▶ **Instruction**
Only the lines from the one holding "Read this page and output its text content." to the end of the data should be echoed, exactly as they appear, minus the pictures.

▶ **Materials provided**
## Start
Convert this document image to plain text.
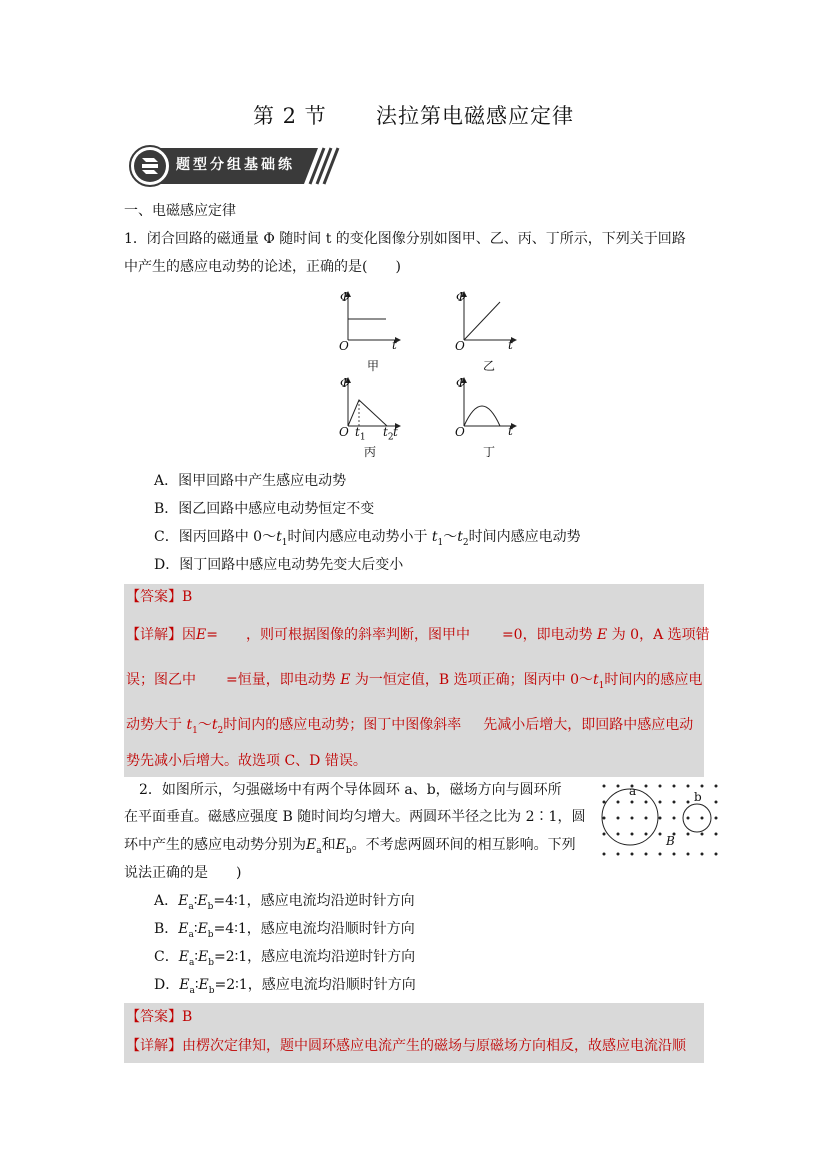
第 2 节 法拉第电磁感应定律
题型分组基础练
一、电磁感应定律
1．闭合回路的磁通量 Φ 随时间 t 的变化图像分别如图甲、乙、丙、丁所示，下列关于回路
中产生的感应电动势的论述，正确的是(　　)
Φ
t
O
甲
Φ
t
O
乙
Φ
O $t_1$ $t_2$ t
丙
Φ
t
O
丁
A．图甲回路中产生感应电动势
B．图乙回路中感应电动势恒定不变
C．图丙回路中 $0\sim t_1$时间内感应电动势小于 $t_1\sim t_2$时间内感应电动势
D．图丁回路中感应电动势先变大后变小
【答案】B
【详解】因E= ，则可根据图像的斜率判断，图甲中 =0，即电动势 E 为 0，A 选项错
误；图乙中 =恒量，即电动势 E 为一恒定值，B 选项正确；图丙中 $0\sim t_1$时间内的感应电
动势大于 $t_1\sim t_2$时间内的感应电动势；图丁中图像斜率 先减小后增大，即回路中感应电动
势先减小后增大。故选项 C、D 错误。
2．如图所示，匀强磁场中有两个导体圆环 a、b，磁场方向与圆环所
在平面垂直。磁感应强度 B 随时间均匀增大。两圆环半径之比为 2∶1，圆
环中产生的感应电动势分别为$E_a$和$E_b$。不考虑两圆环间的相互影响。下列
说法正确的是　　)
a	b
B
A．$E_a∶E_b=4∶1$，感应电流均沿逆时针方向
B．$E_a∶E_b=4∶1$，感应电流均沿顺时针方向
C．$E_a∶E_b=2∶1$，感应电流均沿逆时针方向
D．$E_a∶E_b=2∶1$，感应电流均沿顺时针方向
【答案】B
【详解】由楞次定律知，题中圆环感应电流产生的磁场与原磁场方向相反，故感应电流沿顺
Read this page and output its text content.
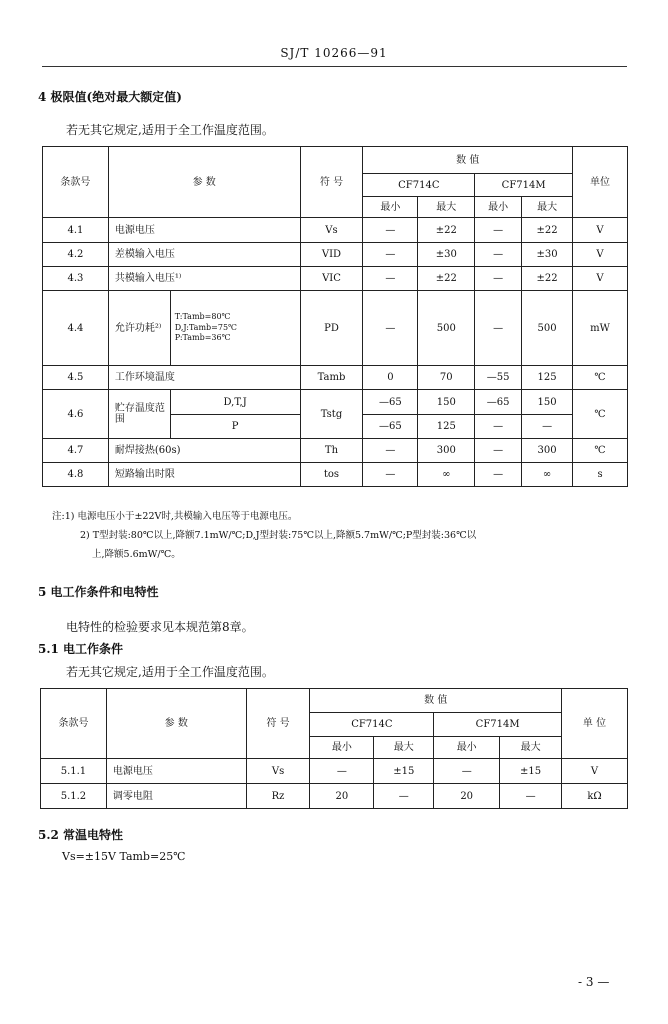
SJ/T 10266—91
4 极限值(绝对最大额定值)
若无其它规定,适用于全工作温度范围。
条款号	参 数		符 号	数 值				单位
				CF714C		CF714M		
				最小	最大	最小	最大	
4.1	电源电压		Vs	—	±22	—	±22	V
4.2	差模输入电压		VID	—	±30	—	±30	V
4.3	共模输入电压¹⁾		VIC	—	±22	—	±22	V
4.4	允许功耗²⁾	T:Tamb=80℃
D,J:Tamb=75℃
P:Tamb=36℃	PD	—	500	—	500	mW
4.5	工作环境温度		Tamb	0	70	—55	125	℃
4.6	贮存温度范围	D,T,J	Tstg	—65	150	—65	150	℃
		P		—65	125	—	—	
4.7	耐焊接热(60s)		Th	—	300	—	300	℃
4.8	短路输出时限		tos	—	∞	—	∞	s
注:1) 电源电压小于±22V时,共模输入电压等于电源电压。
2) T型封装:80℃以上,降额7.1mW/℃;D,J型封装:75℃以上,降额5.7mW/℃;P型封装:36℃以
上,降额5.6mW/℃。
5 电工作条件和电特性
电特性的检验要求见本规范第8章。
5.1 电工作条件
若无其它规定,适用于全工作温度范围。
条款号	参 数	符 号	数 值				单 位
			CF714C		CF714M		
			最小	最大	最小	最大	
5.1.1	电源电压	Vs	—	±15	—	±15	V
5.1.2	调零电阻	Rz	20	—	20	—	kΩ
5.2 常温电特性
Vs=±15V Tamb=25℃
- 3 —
## End
▶ **Exercise solution**
Read this page and output its text content.
SJ/T 10266—91
4 极限值(绝对最大额定值)
若无其它规定,适用于全工作温度范围。
条款号	参 数		符 号	数 值				单位
				CF714C		CF714M		
				最小	最大	最小	最大	
4.1	电源电压		Vs	—	±22	—	±22	V
4.2	差模输入电压		VID	—	±30	—	±30	V
4.3	共模输入电压¹⁾		VIC	—	±22	—	±22	V
4.4	允许功耗²⁾	T:Tamb=80℃
D,J:Tamb=75℃
P:Tamb=36℃	PD	—	500	—	500	mW
4.5	工作环境温度		Tamb	0	70	—55	125	℃
4.6	贮存温度范围	D,T,J	Tstg	—65	150	—65	150	℃
		P		—65	125	—	—	
4.7	耐焊接热(60s)		Th	—	300	—	300	℃
4.8	短路输出时限		tos	—	∞	—	∞	s
注:1) 电源电压小于±22V时,共模输入电压等于电源电压。
2) T型封装:80℃以上,降额7.1mW/℃;D,J型封装:75℃以上,降额5.7mW/℃;P型封装:36℃以
上,降额5.6mW/℃。
5 电工作条件和电特性
电特性的检验要求见本规范第8章。
5.1 电工作条件
若无其它规定,适用于全工作温度范围。
条款号	参 数	符 号	数 值				单 位
			CF714C		CF714M		
			最小	最大	最小	最大	
5.1.1	电源电压	Vs	—	±15	—	±15	V
5.1.2	调零电阻	Rz	20	—	20	—	kΩ
5.2 常温电特性
Vs=±15V Tamb=25℃
- 3 —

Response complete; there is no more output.